*REQUEST*.
Can you transcribe every record below exactly as it appears?

==== RECORDS FOR THE TASK

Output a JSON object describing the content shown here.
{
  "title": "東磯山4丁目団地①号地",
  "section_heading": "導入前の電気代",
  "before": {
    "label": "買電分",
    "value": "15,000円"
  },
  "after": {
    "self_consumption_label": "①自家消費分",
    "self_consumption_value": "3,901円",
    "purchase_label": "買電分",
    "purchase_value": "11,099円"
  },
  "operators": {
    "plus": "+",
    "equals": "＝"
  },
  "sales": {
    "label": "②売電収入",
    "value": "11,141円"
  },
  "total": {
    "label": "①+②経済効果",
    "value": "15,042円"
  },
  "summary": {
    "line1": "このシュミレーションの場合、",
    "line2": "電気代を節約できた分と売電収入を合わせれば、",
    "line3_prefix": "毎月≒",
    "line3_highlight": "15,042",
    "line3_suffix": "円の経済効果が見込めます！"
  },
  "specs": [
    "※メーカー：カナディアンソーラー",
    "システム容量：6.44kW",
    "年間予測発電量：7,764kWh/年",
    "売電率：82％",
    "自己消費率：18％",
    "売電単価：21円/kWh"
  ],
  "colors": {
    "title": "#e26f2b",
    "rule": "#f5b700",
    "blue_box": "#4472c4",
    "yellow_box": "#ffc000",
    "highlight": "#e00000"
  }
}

========

*RESPONSE FOR THIS EXERCISE*.
Output a JSON object describing the content shown here.
{
  "title": "東磯山4丁目団地①号地",
  "section_heading": "導入前の電気代",
  "before": {
    "label": "買電分",
    "value": "15,000円"
  },
  "after": {
    "self_consumption_label": "①自家消費分",
    "self_consumption_value": "3,901円",
    "purchase_label": "買電分",
    "purchase_value": "11,099円"
  },
  "operators": {
    "plus": "+",
    "equals": "＝"
  },
  "sales": {
    "label": "②売電収入",
    "value": "11,141円"
  },
  "total": {
    "label": "①+②経済効果",
    "value": "15,042円"
  },
  "summary": {
    "line1": "このシュミレーションの場合、",
    "line2": "電気代を節約できた分と売電収入を合わせれば、",
    "line3_prefix": "毎月≒",
    "line3_highlight": "15,042",
    "line3_suffix": "円の経済効果が見込めます！"
  },
  "specs": [
    "※メーカー：カナディアンソーラー",
    "システム容量：6.44kW",
    "年間予測発電量：7,764kWh/年",
    "売電率：82％",
    "自己消費率：18％",
    "売電単価：21円/kWh"
  ],
  "colors": {
    "title": "#e26f2b",
    "rule": "#f5b700",
    "blue_box": "#4472c4",
    "yellow_box": "#ffc000",
    "highlight": "#e00000"
  }
}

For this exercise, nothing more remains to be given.